» **Stated exercise**: Below are the records; locate each line with the word "本大题共" and copy it.

Data excerpts:
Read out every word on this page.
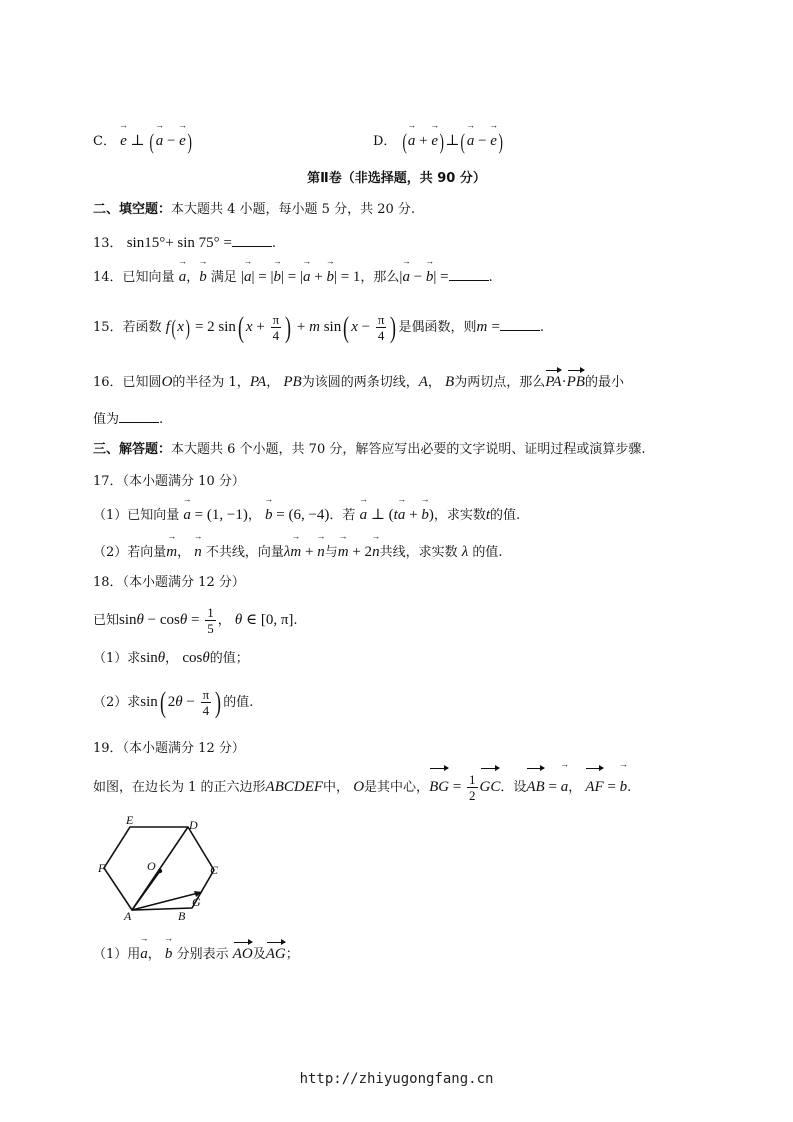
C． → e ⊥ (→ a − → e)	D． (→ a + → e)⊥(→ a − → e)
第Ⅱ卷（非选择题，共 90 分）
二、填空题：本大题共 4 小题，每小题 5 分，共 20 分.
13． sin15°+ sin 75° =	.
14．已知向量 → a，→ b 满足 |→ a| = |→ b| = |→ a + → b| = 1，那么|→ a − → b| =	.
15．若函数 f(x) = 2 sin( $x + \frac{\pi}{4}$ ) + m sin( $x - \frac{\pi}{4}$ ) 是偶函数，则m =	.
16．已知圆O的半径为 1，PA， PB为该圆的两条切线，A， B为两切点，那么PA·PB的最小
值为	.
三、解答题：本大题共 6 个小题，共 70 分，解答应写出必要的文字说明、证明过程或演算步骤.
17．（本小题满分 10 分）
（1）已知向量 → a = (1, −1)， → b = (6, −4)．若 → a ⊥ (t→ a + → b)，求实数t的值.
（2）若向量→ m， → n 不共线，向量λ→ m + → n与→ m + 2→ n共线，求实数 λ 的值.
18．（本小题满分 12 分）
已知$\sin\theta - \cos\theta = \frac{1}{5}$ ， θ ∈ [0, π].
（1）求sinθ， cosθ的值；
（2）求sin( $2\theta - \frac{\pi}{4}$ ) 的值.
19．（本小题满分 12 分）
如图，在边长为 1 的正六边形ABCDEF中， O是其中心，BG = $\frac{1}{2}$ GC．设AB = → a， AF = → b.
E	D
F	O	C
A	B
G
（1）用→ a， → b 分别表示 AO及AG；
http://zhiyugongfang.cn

» **Answer in full**:
二、填空题：本大题共 4 小题，每小题 5 分，共 20 分.
三、解答题：本大题共 6 个小题，共 70 分，解答应写出必要的文字说明、证明过程或演算步骤.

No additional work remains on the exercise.